### EXTRACTED TEXT
Terraform v0.11.10
AzureRM Provider v1.20.0
resource "azurerm_kubernetes_cluster" "aks_cluster" {
name = "${var.name}"
location = "${var.region}"
dns_prefix = "${var.name}"
kubernetes_version = "${var.kubernetes_version}"
resource_group_name = "${azurerm_resource_group.aks_resource_group.name}"
linux_profile {
admin_username = "xxx"
ssh_key {
key_data = "${var.ssh_public_key}"
}
}
agent_pool_profile {
count = "${var.node_count}"
name = "agentpool"
vm_size = "${var.vm_size}"
os_disk_size_gb = "${var.os_disk_size}"
os_type = "Linux"
vnet_subnet_id = "${azurerm_subnet.private.id}"
max_pods = 110
}
service_principal {
client_id = "${azurerm_azuread_service_principal.service_principal.application_id}"
client_secret = "${random_string.service_principal_password.result}"
}
role_based_access_control {
enabled = true
azure_active_directory {
client_app_id = "${var.rbac_client_app_id}"
server_app_id = "${var.rbac_server_app_id}"
server_app_secret = "${var.rbac_server_app_secret}"
}
}
network_profile {
network_plugin = "azure"
}
depends_on = [
"azurerm_azuread_service_principal.service_principal",
"azurerm_azuread_service_principal_password.password",
]
tags {
environment = "${var.environment}"
name = "${var.name}"
}
}
Unfortunately this happens intermittently, so I haven't been able to get debug output It started happening after I upgraded to AzureRM Provider v1.20, but I'm not sure if there is a connection.
Running terraform destroy
should successfully delete the terraform provisioned AKS cluster on the first attempt.
Running terraform destroy
does not always successfully delete the terraform provisioned AKS cluster on the first attempt. It always succeeds on a second attempt.
The error produced:
Error: Error applying plan:
1 error(s) occurred:
* module.aks_cluster.azurerm_kubernetes_cluster.aks_cluster (destroy): 1 error(s) occurred:
* azurerm_kubernetes_cluster.aks_cluster: Error waiting for the deletion of Managed Kubernetes Cluster "test-westus2" (Resource Group "aks-rg-test-westus2"): azure.BearerAuthorizer#WithAuthorization:
Failed to refresh the Token for request to https://management.azure.com/subscriptions/<subscription_id>providers/Microsoft.ContainerService/locations/westus2/operations/<id>?api-version=2016-03-30: StatusCode=0 --
Original Error: Manually created ServicePrincipalToken does not contain secret material to retrieve a new access token
This unfortunately happens intermittently. But running a terraform destroy
on an AKS cluster sometimes results in the error above.

### STATED EXERCISE A
According to the Terraform report, what happens when terraform destroy is run a second time?
The rows below have no connection to the Terraform report above it.

### RECORDS SUPPLIED
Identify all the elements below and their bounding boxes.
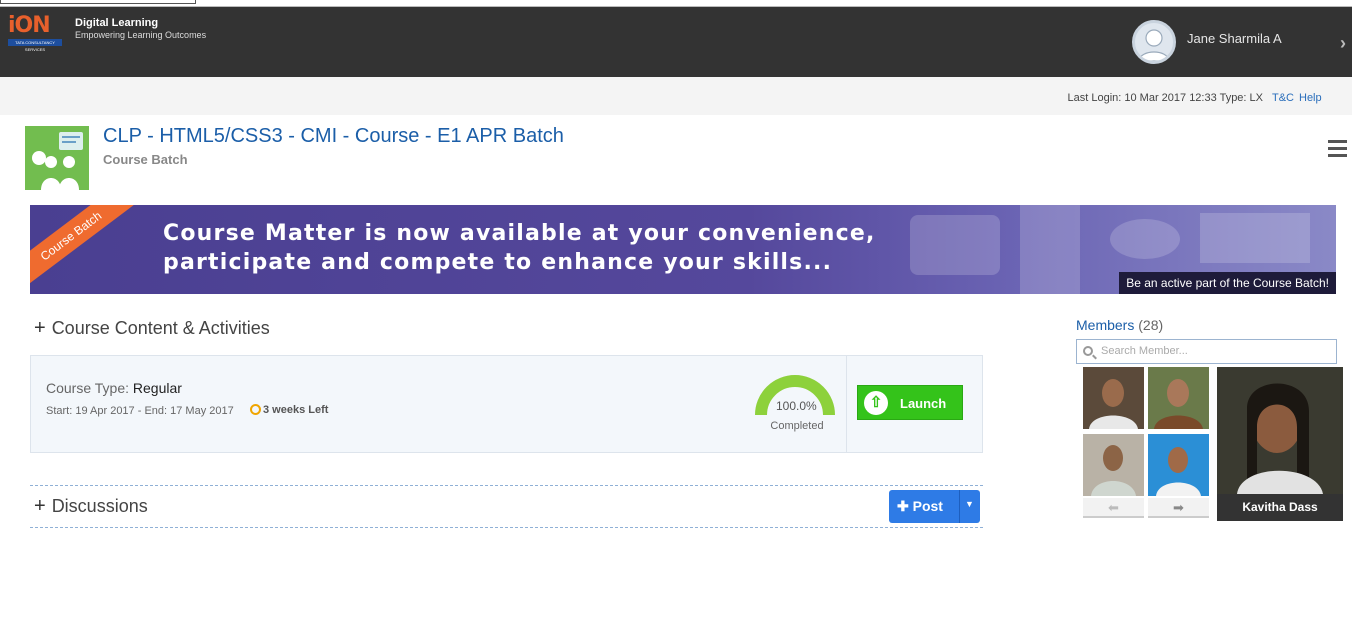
discussions-toggle[interactable]: + Discussions — [34, 495, 148, 518]
launch-button[interactable]: ⇧ Launch — [857, 385, 963, 420]
time-left-text: 3 weeks Left — [263, 404, 329, 416]
search-icon — [1083, 346, 1093, 356]
user-avatar[interactable] — [1132, 20, 1176, 64]
member-photo — [1083, 434, 1144, 496]
member-photo — [1148, 434, 1209, 496]
chevron-down-icon[interactable]: ▼ — [965, 499, 974, 509]
ion-logo[interactable]: iON TATA CONSULTANCY SERVICES — [8, 15, 64, 55]
course-type-label: Course Type: — [46, 380, 130, 396]
brand-tagline: Empowering Learning Outcomes — [75, 30, 207, 40]
course-content-toggle[interactable]: + Course Content & Activities — [34, 317, 270, 340]
launch-rocket-icon: ⇧ — [864, 391, 888, 415]
banner-decoration — [910, 215, 1000, 275]
hamburger-menu-icon[interactable] — [1328, 140, 1347, 158]
logo-text: iON — [8, 13, 51, 38]
members-label: Members — [1076, 317, 1135, 333]
user-silhouette-icon — [1138, 29, 1170, 61]
plus-icon: ✚ — [897, 498, 913, 514]
time-left: 3 weeks Left — [250, 404, 328, 416]
brand-block: Digital Learning Empowering Learning Out… — [75, 17, 206, 41]
banner-decoration — [1020, 205, 1080, 294]
info-bar: Last Login: 10 Mar 2017 12:33 Type: LX T… — [0, 77, 1352, 115]
post-button-divider — [959, 490, 960, 523]
member-avatar[interactable] — [1148, 367, 1209, 429]
featured-member-card[interactable]: Kavitha Dass — [1217, 367, 1343, 521]
member-photo — [1148, 367, 1209, 429]
banner-ribbon: Course Batch — [30, 205, 139, 292]
help-link[interactable]: Help — [1299, 92, 1322, 104]
member-avatar[interactable] — [1083, 434, 1144, 496]
arrow-right-icon: ➡ — [1173, 500, 1184, 515]
last-login-info: Last Login: 10 Mar 2017 12:33 Type: LX — [1067, 92, 1264, 104]
member-search-input[interactable]: Search Member... — [1076, 339, 1337, 364]
members-prev-button[interactable]: ⬅ — [1083, 498, 1144, 518]
clock-icon — [250, 404, 261, 415]
browser-tab-outline — [0, 0, 196, 4]
member-search-placeholder: Search Member... — [1101, 345, 1188, 357]
section-heading: Discussions — [51, 496, 148, 516]
course-thumbnail — [25, 126, 89, 190]
featured-member-photo — [1217, 367, 1343, 494]
progress-label: Completed — [770, 420, 824, 432]
section-heading: Course Content & Activities — [51, 318, 270, 338]
course-activity-card: Course Type: Regular Start: 19 Apr 2017 … — [30, 355, 983, 453]
expand-plus-icon: + — [34, 317, 46, 339]
collapse-arrow-icon[interactable]: › — [1340, 33, 1346, 54]
logo-subtext: TATA CONSULTANCY SERVICES — [8, 39, 62, 52]
arrow-left-icon: ⬅ — [1108, 500, 1119, 515]
featured-member-name: Kavitha Dass — [1217, 494, 1343, 521]
course-dates: Start: 19 Apr 2017 - End: 17 May 2017 — [46, 405, 234, 417]
expand-plus-icon: + — [34, 495, 46, 517]
course-batch-illustration — [25, 126, 89, 190]
post-label: Post — [912, 498, 943, 514]
terms-link[interactable]: T&C — [1272, 92, 1294, 104]
course-type-value: Regular — [132, 380, 182, 396]
course-type: Course Type: Regular — [46, 380, 182, 396]
page-subtitle: Course Batch — [103, 152, 188, 167]
progress-percent: 100.0% — [776, 399, 817, 413]
banner-headline-1: Course Matter is now available at your c… — [163, 221, 876, 246]
app-header: iON TATA CONSULTANCY SERVICES Digital Le… — [0, 7, 1352, 77]
banner-decoration — [1110, 219, 1180, 259]
member-avatar[interactable] — [1148, 434, 1209, 496]
browser-top-strip — [0, 0, 1352, 7]
banner-tagline: Be an active part of the Course Batch! — [1119, 272, 1336, 294]
members-heading[interactable]: Members (28) — [1076, 317, 1163, 333]
user-name[interactable]: Jane Sharmila A — [1187, 31, 1282, 46]
members-next-button[interactable]: ➡ — [1148, 498, 1209, 518]
promo-banner: Course Batch Course Matter is now availa… — [30, 205, 1336, 294]
card-divider — [846, 356, 847, 452]
page-title: CLP - HTML5/CSS3 - CMI - Course - E1 APR… — [103, 125, 564, 147]
member-avatar[interactable] — [1083, 367, 1144, 429]
members-count: (28) — [1138, 317, 1164, 333]
banner-decoration — [1200, 213, 1310, 263]
banner-headline-2: participate and compete to enhance your … — [163, 250, 833, 275]
launch-label: Launch — [900, 396, 947, 411]
discussions-section — [30, 485, 983, 528]
post-label-group: ✚ Post — [897, 498, 943, 515]
post-button[interactable]: ✚ Post ▼ — [889, 490, 980, 523]
member-photo — [1083, 367, 1144, 429]
brand-title: Digital Learning — [75, 17, 159, 29]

### STATED EXERCISE B
Print the rows from the line with "discussions-toggle[interactable]: + Discussions" to the line with "course-type-label: Course Type: —", including both of those lines, each one unchanged.

### WRITTEN REPLY A
It always succeeds on the second attempt.

### WRITTEN REPLY B
discussions-toggle[interactable]: + Discussions — [34, 495, 148, 518]
launch-button[interactable]: ⇧ Launch — [857, 385, 963, 420]
time-left-text: 3 weeks Left — [263, 404, 329, 416]
search-icon — [1083, 346, 1093, 356]
user-avatar[interactable] — [1132, 20, 1176, 64]
member-photo — [1083, 434, 1144, 496]
member-photo — [1148, 434, 1209, 496]
chevron-down-icon[interactable]: ▼ — [965, 499, 974, 509]
ion-logo[interactable]: iON TATA CONSULTANCY SERVICES — [8, 15, 64, 55]
course-type-label: Course Type: — [46, 380, 130, 396]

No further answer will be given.